# Brief
Return all of the data exactly, with nothing left out but the pictures.

--- START ---

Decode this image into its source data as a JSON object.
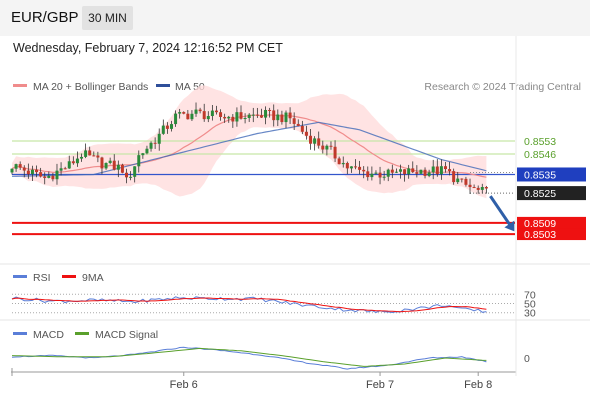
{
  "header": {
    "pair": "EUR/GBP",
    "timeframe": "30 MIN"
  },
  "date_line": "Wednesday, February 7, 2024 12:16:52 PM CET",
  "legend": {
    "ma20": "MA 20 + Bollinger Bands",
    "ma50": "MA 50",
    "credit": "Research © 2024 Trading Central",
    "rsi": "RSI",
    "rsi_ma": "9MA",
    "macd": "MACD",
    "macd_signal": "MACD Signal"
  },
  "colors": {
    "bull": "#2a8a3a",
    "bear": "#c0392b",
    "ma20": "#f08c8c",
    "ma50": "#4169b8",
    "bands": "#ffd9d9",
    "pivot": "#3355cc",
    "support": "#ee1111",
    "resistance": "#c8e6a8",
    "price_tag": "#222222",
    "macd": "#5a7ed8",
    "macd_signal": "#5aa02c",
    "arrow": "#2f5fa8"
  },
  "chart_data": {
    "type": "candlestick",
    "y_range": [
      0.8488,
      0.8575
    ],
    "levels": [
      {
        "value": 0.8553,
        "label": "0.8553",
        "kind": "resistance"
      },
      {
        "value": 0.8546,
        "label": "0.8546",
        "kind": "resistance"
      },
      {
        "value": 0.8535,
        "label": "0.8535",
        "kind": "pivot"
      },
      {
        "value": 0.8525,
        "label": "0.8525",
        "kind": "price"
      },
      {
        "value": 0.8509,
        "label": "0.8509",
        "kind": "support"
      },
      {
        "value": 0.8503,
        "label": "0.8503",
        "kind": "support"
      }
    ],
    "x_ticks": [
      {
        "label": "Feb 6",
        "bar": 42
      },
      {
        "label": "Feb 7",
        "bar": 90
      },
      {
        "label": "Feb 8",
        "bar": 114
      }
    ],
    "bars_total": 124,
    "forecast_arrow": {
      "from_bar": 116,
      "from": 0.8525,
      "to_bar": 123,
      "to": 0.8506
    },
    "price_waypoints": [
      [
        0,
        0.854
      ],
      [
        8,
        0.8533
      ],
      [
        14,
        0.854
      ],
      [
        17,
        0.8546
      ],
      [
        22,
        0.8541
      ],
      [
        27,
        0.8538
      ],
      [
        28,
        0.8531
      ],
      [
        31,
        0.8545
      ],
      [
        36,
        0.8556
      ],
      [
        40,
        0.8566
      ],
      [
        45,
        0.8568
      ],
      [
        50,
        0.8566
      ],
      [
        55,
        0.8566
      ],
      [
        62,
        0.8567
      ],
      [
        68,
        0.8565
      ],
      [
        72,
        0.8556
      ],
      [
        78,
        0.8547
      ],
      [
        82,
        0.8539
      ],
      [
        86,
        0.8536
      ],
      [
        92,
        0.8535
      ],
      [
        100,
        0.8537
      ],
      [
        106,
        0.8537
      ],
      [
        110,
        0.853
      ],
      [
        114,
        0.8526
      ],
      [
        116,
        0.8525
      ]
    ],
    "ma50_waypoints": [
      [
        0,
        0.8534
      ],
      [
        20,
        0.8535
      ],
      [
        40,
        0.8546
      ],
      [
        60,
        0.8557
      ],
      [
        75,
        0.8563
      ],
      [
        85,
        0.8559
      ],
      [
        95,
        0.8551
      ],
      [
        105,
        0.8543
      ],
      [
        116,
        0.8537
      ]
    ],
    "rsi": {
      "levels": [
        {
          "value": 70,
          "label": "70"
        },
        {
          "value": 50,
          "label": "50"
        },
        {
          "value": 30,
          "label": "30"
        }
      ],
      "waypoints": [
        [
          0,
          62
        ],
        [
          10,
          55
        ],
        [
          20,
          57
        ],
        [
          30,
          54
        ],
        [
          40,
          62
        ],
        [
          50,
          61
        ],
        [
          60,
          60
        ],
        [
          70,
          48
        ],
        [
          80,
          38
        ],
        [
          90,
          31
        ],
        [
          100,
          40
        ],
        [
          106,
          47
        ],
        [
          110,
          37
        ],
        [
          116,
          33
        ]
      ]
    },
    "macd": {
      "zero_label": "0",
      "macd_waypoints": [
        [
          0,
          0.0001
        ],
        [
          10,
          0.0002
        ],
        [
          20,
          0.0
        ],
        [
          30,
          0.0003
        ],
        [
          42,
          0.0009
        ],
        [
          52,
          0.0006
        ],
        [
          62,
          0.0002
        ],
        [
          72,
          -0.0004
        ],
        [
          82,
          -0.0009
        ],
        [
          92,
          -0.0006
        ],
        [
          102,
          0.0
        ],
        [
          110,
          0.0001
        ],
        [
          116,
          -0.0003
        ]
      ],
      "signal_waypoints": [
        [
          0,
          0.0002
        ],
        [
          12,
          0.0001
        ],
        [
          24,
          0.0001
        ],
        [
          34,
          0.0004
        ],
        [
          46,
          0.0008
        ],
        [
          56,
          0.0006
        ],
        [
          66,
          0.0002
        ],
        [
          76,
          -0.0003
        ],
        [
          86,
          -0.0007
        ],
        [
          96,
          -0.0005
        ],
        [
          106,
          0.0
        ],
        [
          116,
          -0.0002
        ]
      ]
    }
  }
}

--- END ---

# The output
Decode this image into its source data as a JSON object.
{
  "header": {
    "pair": "EUR/GBP",
    "timeframe": "30 MIN"
  },
  "date_line": "Wednesday, February 7, 2024 12:16:52 PM CET",
  "legend": {
    "ma20": "MA 20 + Bollinger Bands",
    "ma50": "MA 50",
    "credit": "Research © 2024 Trading Central",
    "rsi": "RSI",
    "rsi_ma": "9MA",
    "macd": "MACD",
    "macd_signal": "MACD Signal"
  },
  "colors": {
    "bull": "#2a8a3a",
    "bear": "#c0392b",
    "ma20": "#f08c8c",
    "ma50": "#4169b8",
    "bands": "#ffd9d9",
    "pivot": "#3355cc",
    "support": "#ee1111",
    "resistance": "#c8e6a8",
    "price_tag": "#222222",
    "macd": "#5a7ed8",
    "macd_signal": "#5aa02c",
    "arrow": "#2f5fa8"
  },
  "chart_data": {
    "type": "candlestick",
    "y_range": [
      0.8488,
      0.8575
    ],
    "levels": [
      {
        "value": 0.8553,
        "label": "0.8553",
        "kind": "resistance"
      },
      {
        "value": 0.8546,
        "label": "0.8546",
        "kind": "resistance"
      },
      {
        "value": 0.8535,
        "label": "0.8535",
        "kind": "pivot"
      },
      {
        "value": 0.8525,
        "label": "0.8525",
        "kind": "price"
      },
      {
        "value": 0.8509,
        "label": "0.8509",
        "kind": "support"
      },
      {
        "value": 0.8503,
        "label": "0.8503",
        "kind": "support"
      }
    ],
    "x_ticks": [
      {
        "label": "Feb 6",
        "bar": 42
      },
      {
        "label": "Feb 7",
        "bar": 90
      },
      {
        "label": "Feb 8",
        "bar": 114
      }
    ],
    "bars_total": 124,
    "forecast_arrow": {
      "from_bar": 116,
      "from": 0.8525,
      "to_bar": 123,
      "to": 0.8506
    },
    "price_waypoints": [
      [
        0,
        0.854
      ],
      [
        8,
        0.8533
      ],
      [
        14,
        0.854
      ],
      [
        17,
        0.8546
      ],
      [
        22,
        0.8541
      ],
      [
        27,
        0.8538
      ],
      [
        28,
        0.8531
      ],
      [
        31,
        0.8545
      ],
      [
        36,
        0.8556
      ],
      [
        40,
        0.8566
      ],
      [
        45,
        0.8568
      ],
      [
        50,
        0.8566
      ],
      [
        55,
        0.8566
      ],
      [
        62,
        0.8567
      ],
      [
        68,
        0.8565
      ],
      [
        72,
        0.8556
      ],
      [
        78,
        0.8547
      ],
      [
        82,
        0.8539
      ],
      [
        86,
        0.8536
      ],
      [
        92,
        0.8535
      ],
      [
        100,
        0.8537
      ],
      [
        106,
        0.8537
      ],
      [
        110,
        0.853
      ],
      [
        114,
        0.8526
      ],
      [
        116,
        0.8525
      ]
    ],
    "ma50_waypoints": [
      [
        0,
        0.8534
      ],
      [
        20,
        0.8535
      ],
      [
        40,
        0.8546
      ],
      [
        60,
        0.8557
      ],
      [
        75,
        0.8563
      ],
      [
        85,
        0.8559
      ],
      [
        95,
        0.8551
      ],
      [
        105,
        0.8543
      ],
      [
        116,
        0.8537
      ]
    ],
    "rsi": {
      "levels": [
        {
          "value": 70,
          "label": "70"
        },
        {
          "value": 50,
          "label": "50"
        },
        {
          "value": 30,
          "label": "30"
        }
      ],
      "waypoints": [
        [
          0,
          62
        ],
        [
          10,
          55
        ],
        [
          20,
          57
        ],
        [
          30,
          54
        ],
        [
          40,
          62
        ],
        [
          50,
          61
        ],
        [
          60,
          60
        ],
        [
          70,
          48
        ],
        [
          80,
          38
        ],
        [
          90,
          31
        ],
        [
          100,
          40
        ],
        [
          106,
          47
        ],
        [
          110,
          37
        ],
        [
          116,
          33
        ]
      ]
    },
    "macd": {
      "zero_label": "0",
      "macd_waypoints": [
        [
          0,
          0.0001
        ],
        [
          10,
          0.0002
        ],
        [
          20,
          0.0
        ],
        [
          30,
          0.0003
        ],
        [
          42,
          0.0009
        ],
        [
          52,
          0.0006
        ],
        [
          62,
          0.0002
        ],
        [
          72,
          -0.0004
        ],
        [
          82,
          -0.0009
        ],
        [
          92,
          -0.0006
        ],
        [
          102,
          0.0
        ],
        [
          110,
          0.0001
        ],
        [
          116,
          -0.0003
        ]
      ],
      "signal_waypoints": [
        [
          0,
          0.0002
        ],
        [
          12,
          0.0001
        ],
        [
          24,
          0.0001
        ],
        [
          34,
          0.0004
        ],
        [
          46,
          0.0008
        ],
        [
          56,
          0.0006
        ],
        [
          66,
          0.0002
        ],
        [
          76,
          -0.0003
        ],
        [
          86,
          -0.0007
        ],
        [
          96,
          -0.0005
        ],
        [
          106,
          0.0
        ],
        [
          116,
          -0.0002
        ]
      ]
    }
  }
}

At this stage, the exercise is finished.